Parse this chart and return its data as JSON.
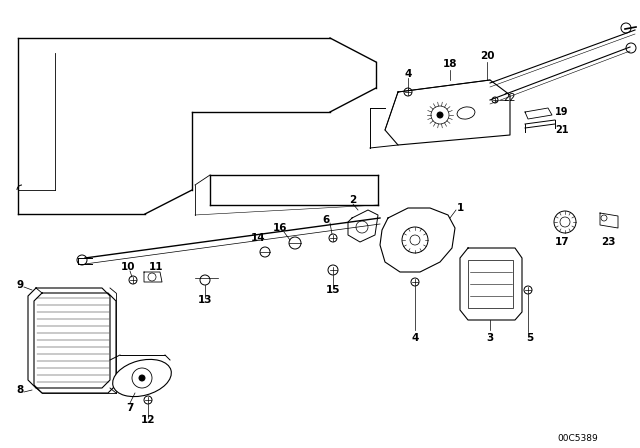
{
  "background_color": "#ffffff",
  "part_number": "00C5389",
  "fig_width": 6.4,
  "fig_height": 4.48,
  "dpi": 100
}
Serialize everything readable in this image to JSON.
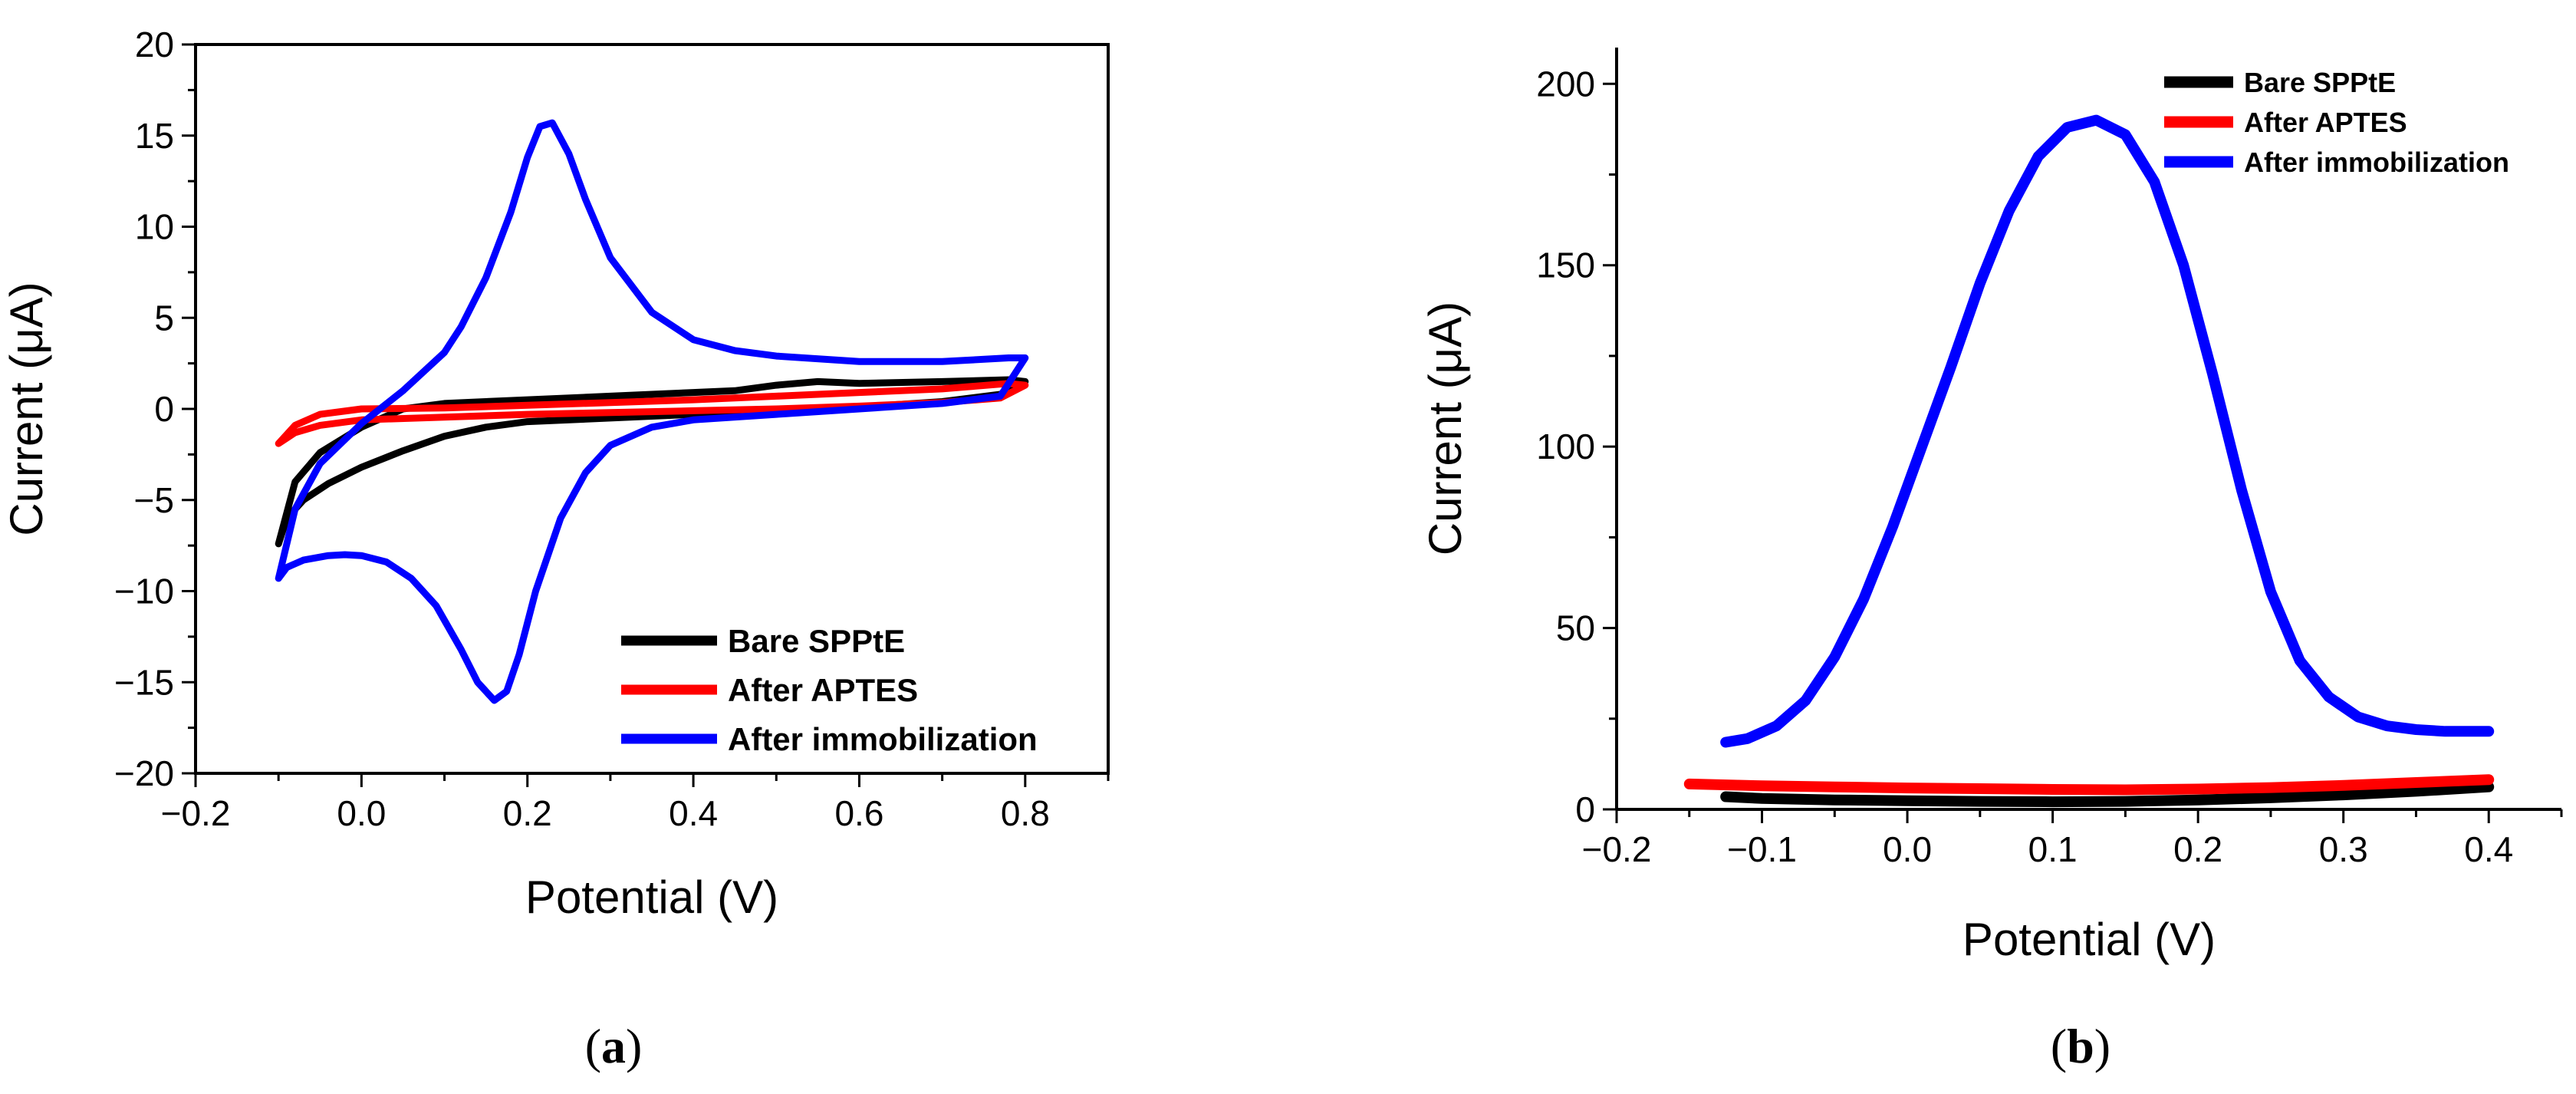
{
  "chart_data": [
    {
      "panel_label": "(a)",
      "panel_label_parts": [
        "(",
        "a",
        ")"
      ],
      "type": "line",
      "title": "",
      "xlabel": "Potential (V)",
      "ylabel": "Current (μA)",
      "xlim": [
        -0.2,
        0.9
      ],
      "ylim": [
        -20,
        20
      ],
      "x_ticks": [
        -0.2,
        0.0,
        0.2,
        0.4,
        0.6,
        0.8
      ],
      "x_tick_labels": [
        "−0.2",
        "0.0",
        "0.2",
        "0.4",
        "0.6",
        "0.8"
      ],
      "y_ticks": [
        -20,
        -15,
        -10,
        -5,
        0,
        5,
        10,
        15,
        20
      ],
      "y_tick_labels": [
        "−20",
        "−15",
        "−10",
        "−5",
        "0",
        "5",
        "10",
        "15",
        "20"
      ],
      "box": true,
      "legend_position": "bottom-right",
      "series": [
        {
          "name": "Bare SPPtE",
          "color": "#000000",
          "points": [
            [
              -0.1,
              -7.4
            ],
            [
              -0.09,
              -6.0
            ],
            [
              -0.07,
              -5.0
            ],
            [
              -0.04,
              -4.1
            ],
            [
              0.0,
              -3.2
            ],
            [
              0.05,
              -2.3
            ],
            [
              0.1,
              -1.5
            ],
            [
              0.15,
              -1.0
            ],
            [
              0.2,
              -0.7
            ],
            [
              0.3,
              -0.5
            ],
            [
              0.4,
              -0.3
            ],
            [
              0.5,
              -0.1
            ],
            [
              0.6,
              0.1
            ],
            [
              0.7,
              0.4
            ],
            [
              0.77,
              0.8
            ],
            [
              0.8,
              1.5
            ],
            [
              0.78,
              1.6
            ],
            [
              0.7,
              1.5
            ],
            [
              0.6,
              1.4
            ],
            [
              0.55,
              1.5
            ],
            [
              0.5,
              1.3
            ],
            [
              0.45,
              1.0
            ],
            [
              0.4,
              0.9
            ],
            [
              0.3,
              0.7
            ],
            [
              0.2,
              0.5
            ],
            [
              0.1,
              0.3
            ],
            [
              0.05,
              0.0
            ],
            [
              0.0,
              -1.0
            ],
            [
              -0.05,
              -2.4
            ],
            [
              -0.08,
              -4.0
            ],
            [
              -0.1,
              -7.4
            ]
          ]
        },
        {
          "name": "After APTES",
          "color": "#ff0000",
          "points": [
            [
              -0.1,
              -1.9
            ],
            [
              -0.08,
              -1.3
            ],
            [
              -0.05,
              -0.9
            ],
            [
              0.0,
              -0.6
            ],
            [
              0.1,
              -0.45
            ],
            [
              0.2,
              -0.3
            ],
            [
              0.3,
              -0.2
            ],
            [
              0.4,
              -0.1
            ],
            [
              0.5,
              0.0
            ],
            [
              0.6,
              0.15
            ],
            [
              0.7,
              0.35
            ],
            [
              0.77,
              0.6
            ],
            [
              0.8,
              1.3
            ],
            [
              0.78,
              1.4
            ],
            [
              0.7,
              1.1
            ],
            [
              0.6,
              0.9
            ],
            [
              0.5,
              0.7
            ],
            [
              0.4,
              0.5
            ],
            [
              0.3,
              0.35
            ],
            [
              0.2,
              0.2
            ],
            [
              0.1,
              0.05
            ],
            [
              0.0,
              0.0
            ],
            [
              -0.05,
              -0.3
            ],
            [
              -0.08,
              -0.9
            ],
            [
              -0.1,
              -1.9
            ]
          ]
        },
        {
          "name": "After immobilization",
          "color": "#0000ff",
          "points": [
            [
              -0.1,
              -9.3
            ],
            [
              -0.09,
              -8.7
            ],
            [
              -0.07,
              -8.3
            ],
            [
              -0.04,
              -8.05
            ],
            [
              -0.02,
              -8.0
            ],
            [
              0.0,
              -8.05
            ],
            [
              0.03,
              -8.4
            ],
            [
              0.06,
              -9.3
            ],
            [
              0.09,
              -10.8
            ],
            [
              0.12,
              -13.2
            ],
            [
              0.14,
              -15.0
            ],
            [
              0.16,
              -16.0
            ],
            [
              0.175,
              -15.5
            ],
            [
              0.19,
              -13.5
            ],
            [
              0.21,
              -10.0
            ],
            [
              0.24,
              -6.0
            ],
            [
              0.27,
              -3.5
            ],
            [
              0.3,
              -2.0
            ],
            [
              0.35,
              -1.0
            ],
            [
              0.4,
              -0.6
            ],
            [
              0.5,
              -0.3
            ],
            [
              0.6,
              0.0
            ],
            [
              0.7,
              0.3
            ],
            [
              0.77,
              0.7
            ],
            [
              0.8,
              2.8
            ],
            [
              0.78,
              2.8
            ],
            [
              0.7,
              2.6
            ],
            [
              0.6,
              2.6
            ],
            [
              0.5,
              2.9
            ],
            [
              0.45,
              3.2
            ],
            [
              0.4,
              3.8
            ],
            [
              0.35,
              5.3
            ],
            [
              0.3,
              8.3
            ],
            [
              0.27,
              11.5
            ],
            [
              0.25,
              14.0
            ],
            [
              0.23,
              15.7
            ],
            [
              0.215,
              15.5
            ],
            [
              0.2,
              13.8
            ],
            [
              0.18,
              10.8
            ],
            [
              0.15,
              7.2
            ],
            [
              0.12,
              4.5
            ],
            [
              0.1,
              3.1
            ],
            [
              0.05,
              1.0
            ],
            [
              0.0,
              -0.8
            ],
            [
              -0.05,
              -3.0
            ],
            [
              -0.08,
              -5.5
            ],
            [
              -0.1,
              -9.3
            ]
          ]
        }
      ]
    },
    {
      "panel_label": "(b)",
      "panel_label_parts": [
        "(",
        "b",
        ")"
      ],
      "type": "line",
      "title": "",
      "xlabel": "Potential (V)",
      "ylabel": "Current (μA)",
      "xlim": [
        -0.2,
        0.45
      ],
      "ylim": [
        0,
        210
      ],
      "x_ticks": [
        -0.2,
        -0.1,
        0.0,
        0.1,
        0.2,
        0.3,
        0.4
      ],
      "x_tick_labels": [
        "−0.2",
        "−0.1",
        "0.0",
        "0.1",
        "0.2",
        "0.3",
        "0.4"
      ],
      "y_ticks": [
        0,
        50,
        100,
        150,
        200
      ],
      "y_tick_labels": [
        "0",
        "50",
        "100",
        "150",
        "200"
      ],
      "box": false,
      "legend_position": "top-right",
      "series": [
        {
          "name": "Bare SPPtE",
          "color": "#000000",
          "points": [
            [
              -0.125,
              3.5
            ],
            [
              -0.1,
              3.0
            ],
            [
              -0.05,
              2.6
            ],
            [
              0.0,
              2.4
            ],
            [
              0.05,
              2.2
            ],
            [
              0.1,
              2.1
            ],
            [
              0.15,
              2.2
            ],
            [
              0.2,
              2.6
            ],
            [
              0.25,
              3.2
            ],
            [
              0.3,
              4.0
            ],
            [
              0.35,
              5.0
            ],
            [
              0.4,
              6.2
            ]
          ]
        },
        {
          "name": "After APTES",
          "color": "#ff0000",
          "points": [
            [
              -0.15,
              7.0
            ],
            [
              -0.1,
              6.5
            ],
            [
              -0.05,
              6.2
            ],
            [
              0.0,
              5.9
            ],
            [
              0.05,
              5.7
            ],
            [
              0.1,
              5.5
            ],
            [
              0.15,
              5.4
            ],
            [
              0.2,
              5.6
            ],
            [
              0.25,
              6.0
            ],
            [
              0.3,
              6.6
            ],
            [
              0.35,
              7.4
            ],
            [
              0.4,
              8.2
            ]
          ]
        },
        {
          "name": "After immobilization",
          "color": "#0000ff",
          "points": [
            [
              -0.125,
              18.5
            ],
            [
              -0.11,
              19.5
            ],
            [
              -0.09,
              23
            ],
            [
              -0.07,
              30
            ],
            [
              -0.05,
              42
            ],
            [
              -0.03,
              58
            ],
            [
              -0.01,
              78
            ],
            [
              0.01,
              100
            ],
            [
              0.03,
              122
            ],
            [
              0.05,
              145
            ],
            [
              0.07,
              165
            ],
            [
              0.09,
              180
            ],
            [
              0.11,
              188
            ],
            [
              0.13,
              190
            ],
            [
              0.15,
              186
            ],
            [
              0.17,
              173
            ],
            [
              0.19,
              150
            ],
            [
              0.21,
              120
            ],
            [
              0.23,
              88
            ],
            [
              0.25,
              60
            ],
            [
              0.27,
              41
            ],
            [
              0.29,
              31
            ],
            [
              0.31,
              25.5
            ],
            [
              0.33,
              23
            ],
            [
              0.35,
              22
            ],
            [
              0.37,
              21.5
            ],
            [
              0.4,
              21.5
            ]
          ]
        }
      ]
    }
  ]
}
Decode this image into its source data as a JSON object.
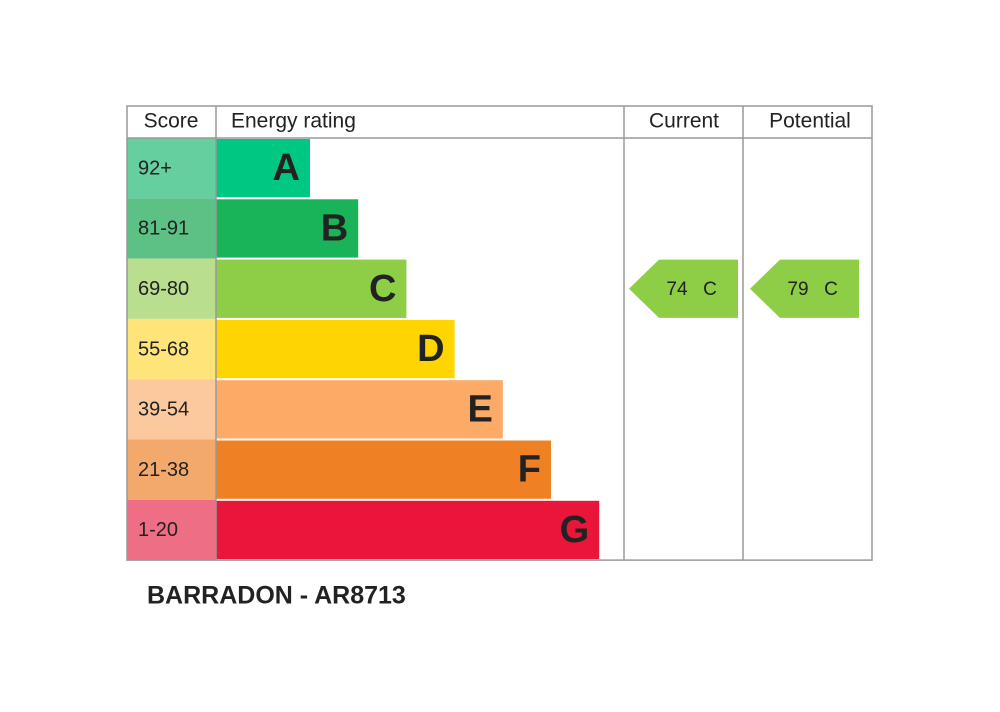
{
  "header": {
    "score": "Score",
    "rating": "Energy rating",
    "current": "Current",
    "potential": "Potential"
  },
  "bands": [
    {
      "score": "92+",
      "letter": "A",
      "color": "#00c781",
      "light": "#66cf9f"
    },
    {
      "score": "81-91",
      "letter": "B",
      "color": "#19b459",
      "light": "#5dc085"
    },
    {
      "score": "69-80",
      "letter": "C",
      "color": "#8dce46",
      "light": "#b8de8e"
    },
    {
      "score": "55-68",
      "letter": "D",
      "color": "#ffd500",
      "light": "#ffe47a"
    },
    {
      "score": "39-54",
      "letter": "E",
      "color": "#fcaa65",
      "light": "#fcc99e"
    },
    {
      "score": "21-38",
      "letter": "F",
      "color": "#ef8023",
      "light": "#f3a96c"
    },
    {
      "score": "1-20",
      "letter": "G",
      "color": "#e9153b",
      "light": "#ee6e86"
    }
  ],
  "current": {
    "score": 74,
    "band": "C"
  },
  "potential": {
    "score": 79,
    "band": "C"
  },
  "footer": "BARRADON - AR8713"
}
========================================
> Work instructions
Identify the lines in the entries that hold "this" and return each one.

> Task answer
Parse this chart and return its data as JSON.
Serialize everything readable in this image to JSON.
Decode this image into its source data as a JSON object.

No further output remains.